* Begin *

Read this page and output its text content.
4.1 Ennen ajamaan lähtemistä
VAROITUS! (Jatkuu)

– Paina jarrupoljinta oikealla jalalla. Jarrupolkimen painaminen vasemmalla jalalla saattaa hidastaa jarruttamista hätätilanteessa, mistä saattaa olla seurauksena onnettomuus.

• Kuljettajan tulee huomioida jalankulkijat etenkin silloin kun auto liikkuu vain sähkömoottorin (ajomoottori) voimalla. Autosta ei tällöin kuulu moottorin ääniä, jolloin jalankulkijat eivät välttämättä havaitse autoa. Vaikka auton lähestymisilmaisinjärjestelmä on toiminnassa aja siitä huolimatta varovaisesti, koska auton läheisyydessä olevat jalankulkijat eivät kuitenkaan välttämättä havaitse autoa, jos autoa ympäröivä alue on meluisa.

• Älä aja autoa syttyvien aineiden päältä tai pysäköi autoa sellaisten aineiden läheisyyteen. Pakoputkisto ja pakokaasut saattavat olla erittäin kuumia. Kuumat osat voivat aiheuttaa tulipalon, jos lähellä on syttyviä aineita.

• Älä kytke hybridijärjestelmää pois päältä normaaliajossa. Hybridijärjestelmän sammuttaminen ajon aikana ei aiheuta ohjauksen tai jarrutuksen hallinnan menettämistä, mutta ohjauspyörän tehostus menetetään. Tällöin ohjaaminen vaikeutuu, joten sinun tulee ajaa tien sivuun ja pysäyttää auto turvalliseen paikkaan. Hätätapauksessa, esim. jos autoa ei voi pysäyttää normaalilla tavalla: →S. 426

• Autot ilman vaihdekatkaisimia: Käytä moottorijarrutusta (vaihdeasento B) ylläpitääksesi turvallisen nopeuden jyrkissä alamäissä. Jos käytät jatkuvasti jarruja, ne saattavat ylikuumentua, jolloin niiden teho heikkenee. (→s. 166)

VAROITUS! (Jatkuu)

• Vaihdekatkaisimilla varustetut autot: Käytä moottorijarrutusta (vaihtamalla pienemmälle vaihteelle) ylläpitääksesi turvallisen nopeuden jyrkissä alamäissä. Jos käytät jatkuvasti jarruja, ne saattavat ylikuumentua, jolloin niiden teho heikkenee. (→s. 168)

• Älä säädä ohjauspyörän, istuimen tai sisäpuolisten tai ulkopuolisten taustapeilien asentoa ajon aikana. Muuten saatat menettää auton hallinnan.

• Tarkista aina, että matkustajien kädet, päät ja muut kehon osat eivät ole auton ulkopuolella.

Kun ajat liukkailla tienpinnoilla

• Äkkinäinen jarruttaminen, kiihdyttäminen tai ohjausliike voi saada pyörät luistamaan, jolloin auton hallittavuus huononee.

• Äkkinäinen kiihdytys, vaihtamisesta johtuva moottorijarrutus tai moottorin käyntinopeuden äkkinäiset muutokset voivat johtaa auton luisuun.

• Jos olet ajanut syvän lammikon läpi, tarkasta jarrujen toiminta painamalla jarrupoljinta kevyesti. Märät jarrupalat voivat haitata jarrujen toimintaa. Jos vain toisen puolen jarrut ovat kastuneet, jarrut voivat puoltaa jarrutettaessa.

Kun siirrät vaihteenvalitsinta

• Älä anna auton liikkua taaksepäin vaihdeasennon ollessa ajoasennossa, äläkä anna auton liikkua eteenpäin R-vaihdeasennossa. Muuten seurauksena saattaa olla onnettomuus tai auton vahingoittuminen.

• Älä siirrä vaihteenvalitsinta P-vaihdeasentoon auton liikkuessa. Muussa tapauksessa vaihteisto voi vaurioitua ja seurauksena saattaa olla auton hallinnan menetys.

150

* End *

▶ **WHAT TO DO**
The records above need to be transcribed in full. Keep every character unchanged.

▶ **WRITTEN ANSWER**
Read this page and output its text content.
4.1 Ennen ajamaan lähtemistä
VAROITUS! (Jatkuu)

– Paina jarrupoljinta oikealla jalalla. Jarrupolkimen painaminen vasemmalla jalalla saattaa hidastaa jarruttamista hätätilanteessa, mistä saattaa olla seurauksena onnettomuus.

• Kuljettajan tulee huomioida jalankulkijat etenkin silloin kun auto liikkuu vain sähkömoottorin (ajomoottori) voimalla. Autosta ei tällöin kuulu moottorin ääniä, jolloin jalankulkijat eivät välttämättä havaitse autoa. Vaikka auton lähestymisilmaisinjärjestelmä on toiminnassa aja siitä huolimatta varovaisesti, koska auton läheisyydessä olevat jalankulkijat eivät kuitenkaan välttämättä havaitse autoa, jos autoa ympäröivä alue on meluisa.

• Älä aja autoa syttyvien aineiden päältä tai pysäköi autoa sellaisten aineiden läheisyyteen. Pakoputkisto ja pakokaasut saattavat olla erittäin kuumia. Kuumat osat voivat aiheuttaa tulipalon, jos lähellä on syttyviä aineita.

• Älä kytke hybridijärjestelmää pois päältä normaaliajossa. Hybridijärjestelmän sammuttaminen ajon aikana ei aiheuta ohjauksen tai jarrutuksen hallinnan menettämistä, mutta ohjauspyörän tehostus menetetään. Tällöin ohjaaminen vaikeutuu, joten sinun tulee ajaa tien sivuun ja pysäyttää auto turvalliseen paikkaan. Hätätapauksessa, esim. jos autoa ei voi pysäyttää normaalilla tavalla: →S. 426

• Autot ilman vaihdekatkaisimia: Käytä moottorijarrutusta (vaihdeasento B) ylläpitääksesi turvallisen nopeuden jyrkissä alamäissä. Jos käytät jatkuvasti jarruja, ne saattavat ylikuumentua, jolloin niiden teho heikkenee. (→s. 166)

VAROITUS! (Jatkuu)

• Vaihdekatkaisimilla varustetut autot: Käytä moottorijarrutusta (vaihtamalla pienemmälle vaihteelle) ylläpitääksesi turvallisen nopeuden jyrkissä alamäissä. Jos käytät jatkuvasti jarruja, ne saattavat ylikuumentua, jolloin niiden teho heikkenee. (→s. 168)

• Älä säädä ohjauspyörän, istuimen tai sisäpuolisten tai ulkopuolisten taustapeilien asentoa ajon aikana. Muuten saatat menettää auton hallinnan.

• Tarkista aina, että matkustajien kädet, päät ja muut kehon osat eivät ole auton ulkopuolella.

Kun ajat liukkailla tienpinnoilla

• Äkkinäinen jarruttaminen, kiihdyttäminen tai ohjausliike voi saada pyörät luistamaan, jolloin auton hallittavuus huononee.

• Äkkinäinen kiihdytys, vaihtamisesta johtuva moottorijarrutus tai moottorin käyntinopeuden äkkinäiset muutokset voivat johtaa auton luisuun.

• Jos olet ajanut syvän lammikon läpi, tarkasta jarrujen toiminta painamalla jarrupoljinta kevyesti. Märät jarrupalat voivat haitata jarrujen toimintaa. Jos vain toisen puolen jarrut ovat kastuneet, jarrut voivat puoltaa jarrutettaessa.

Kun siirrät vaihteenvalitsinta

• Älä anna auton liikkua taaksepäin vaihdeasennon ollessa ajoasennossa, äläkä anna auton liikkua eteenpäin R-vaihdeasennossa. Muuten seurauksena saattaa olla onnettomuus tai auton vahingoittuminen.

• Älä siirrä vaihteenvalitsinta P-vaihdeasentoon auton liikkuessa. Muussa tapauksessa vaihteisto voi vaurioitua ja seurauksena saattaa olla auton hallinnan menetys.

150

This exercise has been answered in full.